Data records -
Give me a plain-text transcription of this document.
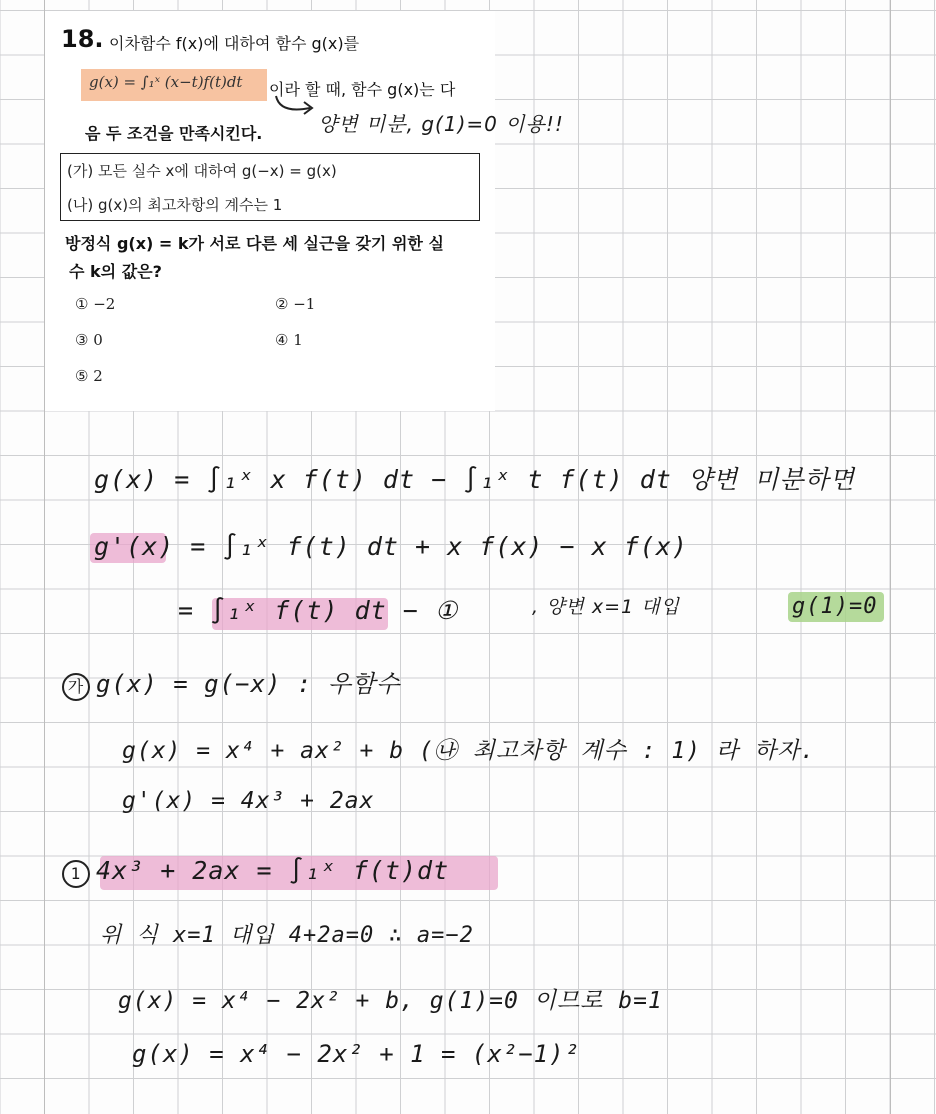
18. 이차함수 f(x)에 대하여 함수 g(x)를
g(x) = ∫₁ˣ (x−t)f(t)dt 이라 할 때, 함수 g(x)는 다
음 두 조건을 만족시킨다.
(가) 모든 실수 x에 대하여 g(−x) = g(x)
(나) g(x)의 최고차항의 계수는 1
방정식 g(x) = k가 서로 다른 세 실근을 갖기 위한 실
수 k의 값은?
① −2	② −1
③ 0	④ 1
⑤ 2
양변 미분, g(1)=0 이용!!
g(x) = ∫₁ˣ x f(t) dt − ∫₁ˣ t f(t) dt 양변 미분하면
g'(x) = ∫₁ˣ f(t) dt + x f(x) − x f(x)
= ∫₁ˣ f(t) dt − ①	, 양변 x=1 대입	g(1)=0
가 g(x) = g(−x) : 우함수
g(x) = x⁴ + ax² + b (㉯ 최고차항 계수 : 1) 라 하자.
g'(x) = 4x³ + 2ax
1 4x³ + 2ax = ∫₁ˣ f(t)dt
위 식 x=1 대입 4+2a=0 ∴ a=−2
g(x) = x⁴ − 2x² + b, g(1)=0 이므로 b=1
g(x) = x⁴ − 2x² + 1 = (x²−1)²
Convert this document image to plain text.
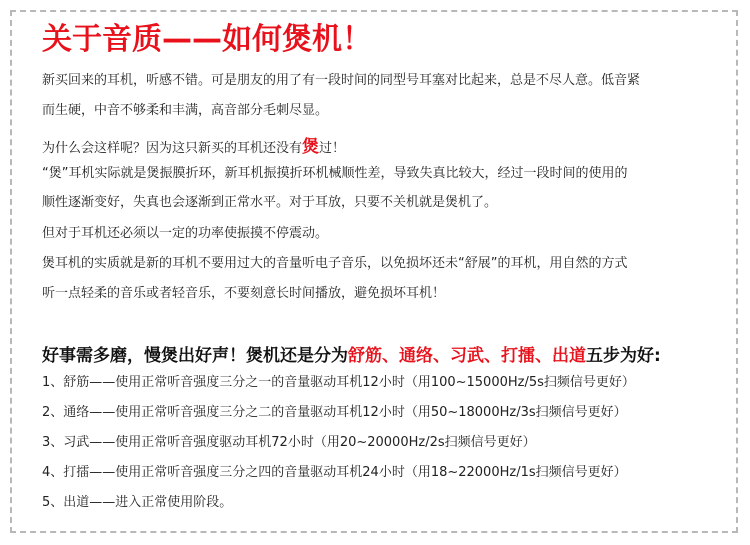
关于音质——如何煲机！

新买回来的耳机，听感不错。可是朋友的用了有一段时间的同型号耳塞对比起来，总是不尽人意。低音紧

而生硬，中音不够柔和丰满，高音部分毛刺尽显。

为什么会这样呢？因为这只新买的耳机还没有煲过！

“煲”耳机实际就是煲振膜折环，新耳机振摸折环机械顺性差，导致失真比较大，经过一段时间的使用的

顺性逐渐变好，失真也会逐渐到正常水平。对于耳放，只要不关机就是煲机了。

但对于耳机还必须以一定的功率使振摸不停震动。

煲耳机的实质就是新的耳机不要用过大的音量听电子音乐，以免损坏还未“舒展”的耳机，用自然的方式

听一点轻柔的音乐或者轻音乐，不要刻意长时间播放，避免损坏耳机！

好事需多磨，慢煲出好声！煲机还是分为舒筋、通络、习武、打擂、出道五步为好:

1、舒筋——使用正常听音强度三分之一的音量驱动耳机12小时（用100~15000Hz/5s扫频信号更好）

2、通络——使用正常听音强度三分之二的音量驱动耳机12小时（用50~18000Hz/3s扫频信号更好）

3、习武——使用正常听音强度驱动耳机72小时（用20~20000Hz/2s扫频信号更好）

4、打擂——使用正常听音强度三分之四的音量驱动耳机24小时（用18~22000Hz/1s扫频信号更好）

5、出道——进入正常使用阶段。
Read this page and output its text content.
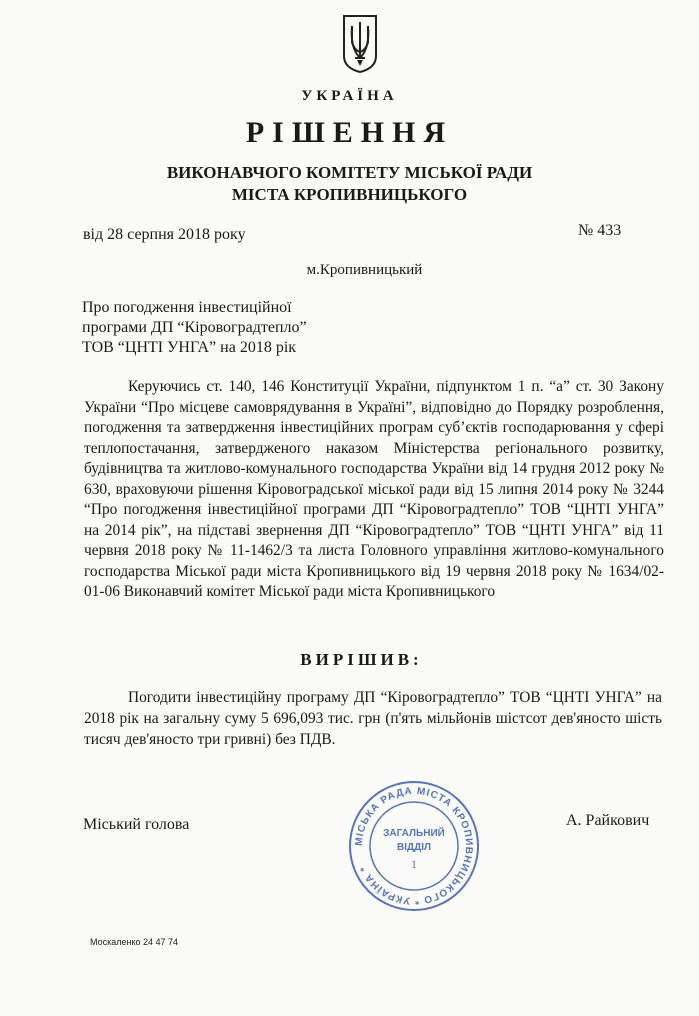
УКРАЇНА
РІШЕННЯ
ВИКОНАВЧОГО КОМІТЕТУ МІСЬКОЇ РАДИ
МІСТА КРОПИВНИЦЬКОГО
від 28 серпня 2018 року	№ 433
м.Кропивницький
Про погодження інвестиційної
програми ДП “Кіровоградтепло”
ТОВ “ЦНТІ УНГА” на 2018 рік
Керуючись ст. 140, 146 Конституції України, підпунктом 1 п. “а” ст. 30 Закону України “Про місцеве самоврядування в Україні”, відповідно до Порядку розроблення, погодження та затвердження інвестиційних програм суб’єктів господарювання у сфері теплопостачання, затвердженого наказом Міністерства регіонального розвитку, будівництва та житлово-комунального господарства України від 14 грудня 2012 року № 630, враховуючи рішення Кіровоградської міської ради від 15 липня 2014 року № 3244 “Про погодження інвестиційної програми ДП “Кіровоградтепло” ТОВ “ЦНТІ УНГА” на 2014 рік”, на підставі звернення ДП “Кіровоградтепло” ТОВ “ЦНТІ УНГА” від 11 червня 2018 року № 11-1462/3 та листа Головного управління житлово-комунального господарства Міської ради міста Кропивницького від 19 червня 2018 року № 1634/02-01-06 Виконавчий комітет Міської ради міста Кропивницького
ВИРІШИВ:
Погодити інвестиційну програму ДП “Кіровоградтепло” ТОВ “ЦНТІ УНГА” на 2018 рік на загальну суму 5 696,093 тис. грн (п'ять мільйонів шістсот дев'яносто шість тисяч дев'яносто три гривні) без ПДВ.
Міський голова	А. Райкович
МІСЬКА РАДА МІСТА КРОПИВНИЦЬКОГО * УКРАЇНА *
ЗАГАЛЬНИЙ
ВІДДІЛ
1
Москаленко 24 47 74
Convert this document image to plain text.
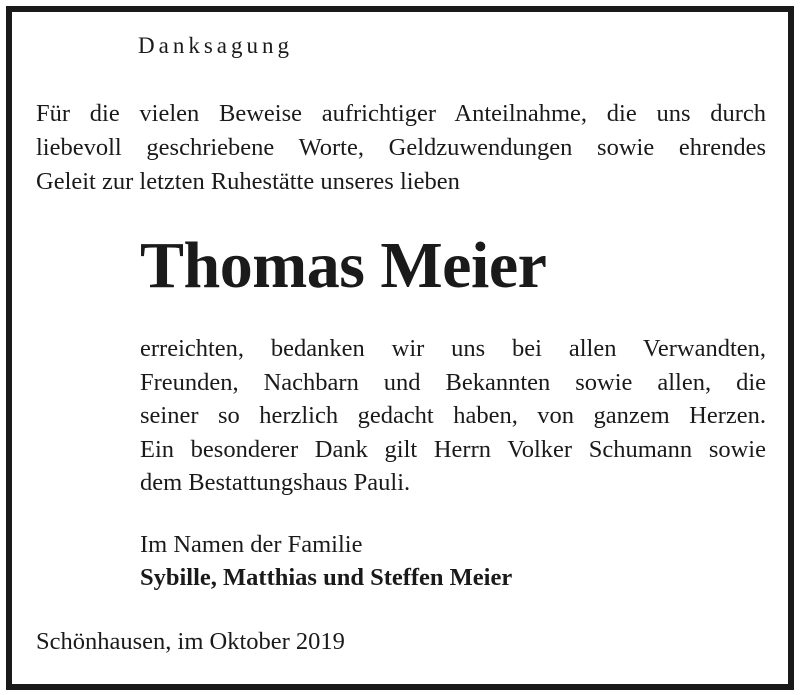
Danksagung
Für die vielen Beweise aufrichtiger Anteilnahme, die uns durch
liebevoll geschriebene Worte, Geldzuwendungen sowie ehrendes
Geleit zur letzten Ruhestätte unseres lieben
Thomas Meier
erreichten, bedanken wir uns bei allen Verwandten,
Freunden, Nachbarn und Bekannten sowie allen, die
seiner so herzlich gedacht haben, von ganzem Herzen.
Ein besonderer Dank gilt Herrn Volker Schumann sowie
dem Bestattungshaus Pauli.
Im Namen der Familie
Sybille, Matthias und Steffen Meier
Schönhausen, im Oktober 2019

Task directions - Locate the word "this" in the entries, and copy every line where it is found.

The result -
Give me a plain-text transcription of this document.
Convert this document image to plain text.
Read this page and output its text content.
Convert this document image to plain text.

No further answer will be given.